What to do
Copy each line in which the string "Federal" occurs.

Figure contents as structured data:
— Begin —

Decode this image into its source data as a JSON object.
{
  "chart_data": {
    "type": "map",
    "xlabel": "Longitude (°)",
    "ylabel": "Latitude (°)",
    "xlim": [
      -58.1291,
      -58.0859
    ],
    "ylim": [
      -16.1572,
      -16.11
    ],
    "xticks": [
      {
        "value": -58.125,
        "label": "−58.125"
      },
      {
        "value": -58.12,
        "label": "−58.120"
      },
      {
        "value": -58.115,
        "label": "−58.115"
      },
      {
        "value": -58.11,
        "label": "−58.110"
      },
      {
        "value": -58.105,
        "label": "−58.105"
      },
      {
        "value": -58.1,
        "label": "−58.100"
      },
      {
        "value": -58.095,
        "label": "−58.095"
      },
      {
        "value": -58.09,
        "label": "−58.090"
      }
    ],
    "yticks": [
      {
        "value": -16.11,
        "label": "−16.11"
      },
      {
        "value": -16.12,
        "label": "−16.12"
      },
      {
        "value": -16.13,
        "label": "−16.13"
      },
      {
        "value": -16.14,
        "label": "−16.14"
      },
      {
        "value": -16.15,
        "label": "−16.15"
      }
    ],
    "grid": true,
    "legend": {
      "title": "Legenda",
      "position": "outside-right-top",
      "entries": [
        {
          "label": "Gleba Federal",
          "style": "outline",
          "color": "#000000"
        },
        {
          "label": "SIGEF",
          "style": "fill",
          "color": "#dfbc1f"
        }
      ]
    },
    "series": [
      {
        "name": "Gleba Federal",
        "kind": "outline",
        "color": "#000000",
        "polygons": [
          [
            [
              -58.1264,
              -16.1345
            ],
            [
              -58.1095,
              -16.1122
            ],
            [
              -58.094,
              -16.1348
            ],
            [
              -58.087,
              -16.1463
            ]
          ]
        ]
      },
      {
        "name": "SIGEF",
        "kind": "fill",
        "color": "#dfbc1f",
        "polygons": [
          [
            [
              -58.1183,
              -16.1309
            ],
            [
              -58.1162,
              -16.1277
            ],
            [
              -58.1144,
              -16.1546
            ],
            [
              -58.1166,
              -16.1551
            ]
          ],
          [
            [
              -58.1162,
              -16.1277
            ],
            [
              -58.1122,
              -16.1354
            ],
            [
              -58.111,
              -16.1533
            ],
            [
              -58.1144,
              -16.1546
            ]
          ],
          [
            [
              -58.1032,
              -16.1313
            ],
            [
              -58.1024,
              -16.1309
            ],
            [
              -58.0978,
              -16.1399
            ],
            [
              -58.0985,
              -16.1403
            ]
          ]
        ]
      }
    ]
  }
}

— End —

The solution
          "label": "Gleba Federal",
        "name": "Gleba Federal",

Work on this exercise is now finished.